>>>

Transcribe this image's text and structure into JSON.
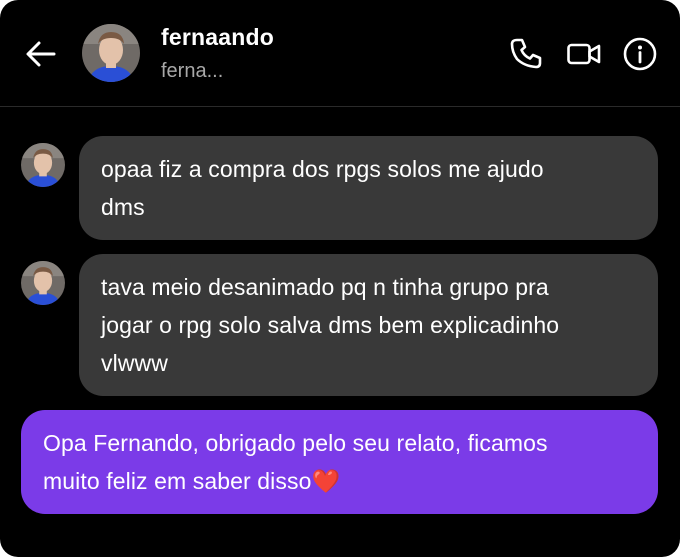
{
  "header": {
    "name": "fernaando",
    "username": "ferna...",
    "back_icon": "arrow-left-icon",
    "call_icon": "phone-icon",
    "video_icon": "video-camera-icon",
    "info_icon": "info-icon"
  },
  "messages": [
    {
      "sender": "fernaando",
      "direction": "incoming",
      "lines": [
        "opaa fiz a compra dos rpgs solos me ajudo",
        "dms"
      ]
    },
    {
      "sender": "fernaando",
      "direction": "incoming",
      "lines": [
        "tava meio desanimado pq n tinha grupo pra",
        "jogar o rpg solo salva dms bem explicadinho",
        "vlwww"
      ]
    },
    {
      "sender": "me",
      "direction": "outgoing",
      "lines": [
        "Opa Fernando, obrigado pelo seu relato, ficamos",
        "muito feliz em saber disso❤️"
      ]
    }
  ],
  "colors": {
    "background": "#000000",
    "incoming_bubble": "#393939",
    "outgoing_bubble": "#7b3be8",
    "secondary_text": "#a8a8a8"
  }
}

<<<

From the data above, gather every line that includes the word "icon".

    "back_icon": "arrow-left-icon",
    "call_icon": "phone-icon",
    "video_icon": "video-camera-icon",
    "info_icon": "info-icon"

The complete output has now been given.